# Entries from a dataset:

══════════

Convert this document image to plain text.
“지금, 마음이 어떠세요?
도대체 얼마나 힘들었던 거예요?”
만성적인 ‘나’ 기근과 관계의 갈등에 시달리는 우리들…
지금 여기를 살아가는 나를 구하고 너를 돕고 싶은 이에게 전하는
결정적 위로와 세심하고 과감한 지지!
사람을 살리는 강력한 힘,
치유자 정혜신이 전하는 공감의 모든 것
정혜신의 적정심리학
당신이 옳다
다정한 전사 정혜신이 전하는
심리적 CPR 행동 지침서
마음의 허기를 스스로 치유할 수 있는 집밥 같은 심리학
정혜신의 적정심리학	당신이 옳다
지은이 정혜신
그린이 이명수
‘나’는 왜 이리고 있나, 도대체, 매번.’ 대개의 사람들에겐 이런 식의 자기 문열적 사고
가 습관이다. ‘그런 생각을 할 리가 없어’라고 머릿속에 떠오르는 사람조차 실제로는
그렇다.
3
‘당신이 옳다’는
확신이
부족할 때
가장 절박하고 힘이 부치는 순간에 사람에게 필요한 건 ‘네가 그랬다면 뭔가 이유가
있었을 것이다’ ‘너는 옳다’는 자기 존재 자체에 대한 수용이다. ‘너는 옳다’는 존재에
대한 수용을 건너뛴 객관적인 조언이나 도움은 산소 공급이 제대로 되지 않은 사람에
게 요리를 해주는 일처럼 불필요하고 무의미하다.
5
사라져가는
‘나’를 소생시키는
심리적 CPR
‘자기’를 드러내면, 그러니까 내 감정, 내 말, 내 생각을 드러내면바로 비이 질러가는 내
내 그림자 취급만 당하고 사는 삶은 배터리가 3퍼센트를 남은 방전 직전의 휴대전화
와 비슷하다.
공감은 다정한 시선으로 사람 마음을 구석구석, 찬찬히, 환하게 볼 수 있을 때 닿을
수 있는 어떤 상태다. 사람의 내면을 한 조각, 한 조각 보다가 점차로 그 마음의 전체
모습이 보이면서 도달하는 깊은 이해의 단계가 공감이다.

══════════

# Given instruction:
All the entries above need to be reproduced exactly.

# Written response:
Convert this document image to plain text.
“지금, 마음이 어떠세요?
도대체 얼마나 힘들었던 거예요?”
만성적인 ‘나’ 기근과 관계의 갈등에 시달리는 우리들…
지금 여기를 살아가는 나를 구하고 너를 돕고 싶은 이에게 전하는
결정적 위로와 세심하고 과감한 지지!
사람을 살리는 강력한 힘,
치유자 정혜신이 전하는 공감의 모든 것
정혜신의 적정심리학
당신이 옳다
다정한 전사 정혜신이 전하는
심리적 CPR 행동 지침서
마음의 허기를 스스로 치유할 수 있는 집밥 같은 심리학
정혜신의 적정심리학	당신이 옳다
지은이 정혜신
그린이 이명수
‘나’는 왜 이리고 있나, 도대체, 매번.’ 대개의 사람들에겐 이런 식의 자기 문열적 사고
가 습관이다. ‘그런 생각을 할 리가 없어’라고 머릿속에 떠오르는 사람조차 실제로는
그렇다.
3
‘당신이 옳다’는
확신이
부족할 때
가장 절박하고 힘이 부치는 순간에 사람에게 필요한 건 ‘네가 그랬다면 뭔가 이유가
있었을 것이다’ ‘너는 옳다’는 자기 존재 자체에 대한 수용이다. ‘너는 옳다’는 존재에
대한 수용을 건너뛴 객관적인 조언이나 도움은 산소 공급이 제대로 되지 않은 사람에
게 요리를 해주는 일처럼 불필요하고 무의미하다.
5
사라져가는
‘나’를 소생시키는
심리적 CPR
‘자기’를 드러내면, 그러니까 내 감정, 내 말, 내 생각을 드러내면바로 비이 질러가는 내
내 그림자 취급만 당하고 사는 삶은 배터리가 3퍼센트를 남은 방전 직전의 휴대전화
와 비슷하다.
공감은 다정한 시선으로 사람 마음을 구석구석, 찬찬히, 환하게 볼 수 있을 때 닿을
수 있는 어떤 상태다. 사람의 내면을 한 조각, 한 조각 보다가 점차로 그 마음의 전체
모습이 보이면서 도달하는 깊은 이해의 단계가 공감이다.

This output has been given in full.